▸ Sección de texto:
****************************************

Si hablamos de bombardeo aéreo, automáticamente imaginamos una escuadrilla de aviones soltando su carga sobre un objetivo, generalmente urbano. En ese sentido, el primero de la Historia -salvo un aparato italiano que de forma aislada arrojó cuatro granadas en Libia en 1911- lo llevaron a cabo biplanos Löhner Pfei del Ejército del Aire español, que a principios de noviembre de 1913 despegaron del Aeródromo de Cuatro Vientos para atacar el Rif. Ahora bien, hubo bombardeos aéreos anteriores a la era de la aviación, realizados con globos incendarios, y el que inauguró esa modalidad fue el lanzado por el buque austrohúngaro SMS Vulcano contra Venecia en 1848.
No hace mucho contábamos en otro artículo cómo los Estados Pontificios se convirtieron en una república liberal durante cinco meses, en el contexto de la Revolución del 48. Ese movimiento, que sacudió casi toda Europa, empezó en Francia y no tardó en extenderse a la península italiana, cuya parte noreste estaba formada por el Reino Lombardo-Véneto, un estado que unía los territorios del antiguo Milanesado y la República de Venecia, y que el Congreso de Viena asignó al Imperio Austrohúngaro para compensar la pérdida de los Países Bajos austríacos (los condados de Flandes, Henao y Namur más los ducados de Brabante, Luxemburgo, Gueldes, y Limburgo, y los señoríos de Malinas, Fauquemont y Tournai).

****************************************

▸ Información mostrada:
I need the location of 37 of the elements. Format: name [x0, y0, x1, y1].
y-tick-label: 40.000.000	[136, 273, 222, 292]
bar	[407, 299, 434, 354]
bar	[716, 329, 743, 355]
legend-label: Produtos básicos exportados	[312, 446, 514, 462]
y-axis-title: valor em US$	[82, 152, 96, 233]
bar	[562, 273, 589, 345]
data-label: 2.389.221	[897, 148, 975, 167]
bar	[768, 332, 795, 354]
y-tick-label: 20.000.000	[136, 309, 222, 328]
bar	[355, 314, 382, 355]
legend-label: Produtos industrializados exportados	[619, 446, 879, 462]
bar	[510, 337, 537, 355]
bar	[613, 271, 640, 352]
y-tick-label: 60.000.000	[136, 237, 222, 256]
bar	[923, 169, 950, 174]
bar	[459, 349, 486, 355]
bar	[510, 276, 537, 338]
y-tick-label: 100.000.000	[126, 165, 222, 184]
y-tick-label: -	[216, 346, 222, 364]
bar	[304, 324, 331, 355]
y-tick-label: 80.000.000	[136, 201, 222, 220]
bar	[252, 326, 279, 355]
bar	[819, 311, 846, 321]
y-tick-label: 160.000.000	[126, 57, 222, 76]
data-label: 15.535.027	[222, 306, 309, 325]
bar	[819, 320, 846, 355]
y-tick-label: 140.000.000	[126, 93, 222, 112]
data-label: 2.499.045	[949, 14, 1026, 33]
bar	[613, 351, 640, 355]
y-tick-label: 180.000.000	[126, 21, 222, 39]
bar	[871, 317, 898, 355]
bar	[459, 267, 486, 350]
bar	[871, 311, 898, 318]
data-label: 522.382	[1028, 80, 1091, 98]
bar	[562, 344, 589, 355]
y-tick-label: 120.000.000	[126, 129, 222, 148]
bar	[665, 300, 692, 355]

****************************************

▸ Preguntas del material:
(a) Según el texto sobre los bombardeos aéreos, ¿desde qué aeródromo despegaron los biplanos españoles en noviembre de 1913?
(b) Escribe la continuación del texto sobre los bombardeos aéreos a partir de su última oración.
Las filas provienen de otra fuente.

▸ Respuestas por tarea:
(a) Despegaron del Aeródromo de Cuatro Vientos.

(b)
El caso es que fue en Milán, la capital del Reino Lombardo-Véneto, donde prendió con más fuerza la revolución al adquirir tintes románticos contra la dominación germana y formarse un Governo Provvisorio della Lombardia. Era el 22 de marzo y los sucesos duraron cinco días, lo que se conoce como las Cinco Jornadas de Milán. Al día siguiente, 23 del mismo mes, los venecianos también se alzaron en armas, declarándose independientes y constituyendo su Governo Provvisorio di Venezia. Los austríacos, a quienes aquel estallido popular tomó por sorpresa, tuvieron que retirarse de lo que denominaban el Cuadrilátero, un sistema defensivo que tenían en la región, y que constaba de cuatro fortalezas: Peschiera, Mantua, Legnago y Verona.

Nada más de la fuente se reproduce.